* **Challenge**: Every record here should be printed again exactly.

►

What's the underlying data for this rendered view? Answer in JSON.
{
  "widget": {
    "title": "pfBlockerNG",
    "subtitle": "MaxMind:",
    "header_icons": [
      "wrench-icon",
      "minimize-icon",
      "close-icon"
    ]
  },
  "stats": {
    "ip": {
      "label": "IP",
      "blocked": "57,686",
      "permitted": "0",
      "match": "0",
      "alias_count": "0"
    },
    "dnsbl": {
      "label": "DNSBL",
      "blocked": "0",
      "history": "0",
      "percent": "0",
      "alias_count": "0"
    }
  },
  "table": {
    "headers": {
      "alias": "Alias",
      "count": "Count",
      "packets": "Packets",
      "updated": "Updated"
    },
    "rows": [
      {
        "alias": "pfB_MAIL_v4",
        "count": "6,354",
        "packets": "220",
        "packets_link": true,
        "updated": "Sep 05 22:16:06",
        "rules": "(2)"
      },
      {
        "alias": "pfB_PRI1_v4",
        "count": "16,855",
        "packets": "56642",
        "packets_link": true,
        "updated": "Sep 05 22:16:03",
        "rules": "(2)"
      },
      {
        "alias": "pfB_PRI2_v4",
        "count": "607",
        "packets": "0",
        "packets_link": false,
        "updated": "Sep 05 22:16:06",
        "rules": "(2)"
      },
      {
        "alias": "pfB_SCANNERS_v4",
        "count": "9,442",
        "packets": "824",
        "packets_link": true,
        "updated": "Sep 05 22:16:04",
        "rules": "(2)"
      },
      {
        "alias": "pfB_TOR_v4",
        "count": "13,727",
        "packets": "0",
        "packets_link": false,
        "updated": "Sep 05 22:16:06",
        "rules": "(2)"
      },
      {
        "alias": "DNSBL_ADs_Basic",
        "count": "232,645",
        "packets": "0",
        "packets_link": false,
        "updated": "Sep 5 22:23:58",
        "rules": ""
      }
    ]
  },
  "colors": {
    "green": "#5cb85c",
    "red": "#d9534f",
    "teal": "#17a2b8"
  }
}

◄

* **The output**:
What's the underlying data for this rendered view? Answer in JSON.
{
  "widget": {
    "title": "pfBlockerNG",
    "subtitle": "MaxMind:",
    "header_icons": [
      "wrench-icon",
      "minimize-icon",
      "close-icon"
    ]
  },
  "stats": {
    "ip": {
      "label": "IP",
      "blocked": "57,686",
      "permitted": "0",
      "match": "0",
      "alias_count": "0"
    },
    "dnsbl": {
      "label": "DNSBL",
      "blocked": "0",
      "history": "0",
      "percent": "0",
      "alias_count": "0"
    }
  },
  "table": {
    "headers": {
      "alias": "Alias",
      "count": "Count",
      "packets": "Packets",
      "updated": "Updated"
    },
    "rows": [
      {
        "alias": "pfB_MAIL_v4",
        "count": "6,354",
        "packets": "220",
        "packets_link": true,
        "updated": "Sep 05 22:16:06",
        "rules": "(2)"
      },
      {
        "alias": "pfB_PRI1_v4",
        "count": "16,855",
        "packets": "56642",
        "packets_link": true,
        "updated": "Sep 05 22:16:03",
        "rules": "(2)"
      },
      {
        "alias": "pfB_PRI2_v4",
        "count": "607",
        "packets": "0",
        "packets_link": false,
        "updated": "Sep 05 22:16:06",
        "rules": "(2)"
      },
      {
        "alias": "pfB_SCANNERS_v4",
        "count": "9,442",
        "packets": "824",
        "packets_link": true,
        "updated": "Sep 05 22:16:04",
        "rules": "(2)"
      },
      {
        "alias": "pfB_TOR_v4",
        "count": "13,727",
        "packets": "0",
        "packets_link": false,
        "updated": "Sep 05 22:16:06",
        "rules": "(2)"
      },
      {
        "alias": "DNSBL_ADs_Basic",
        "count": "232,645",
        "packets": "0",
        "packets_link": false,
        "updated": "Sep 5 22:23:58",
        "rules": ""
      }
    ]
  },
  "colors": {
    "green": "#5cb85c",
    "red": "#d9534f",
    "teal": "#17a2b8"
  }
}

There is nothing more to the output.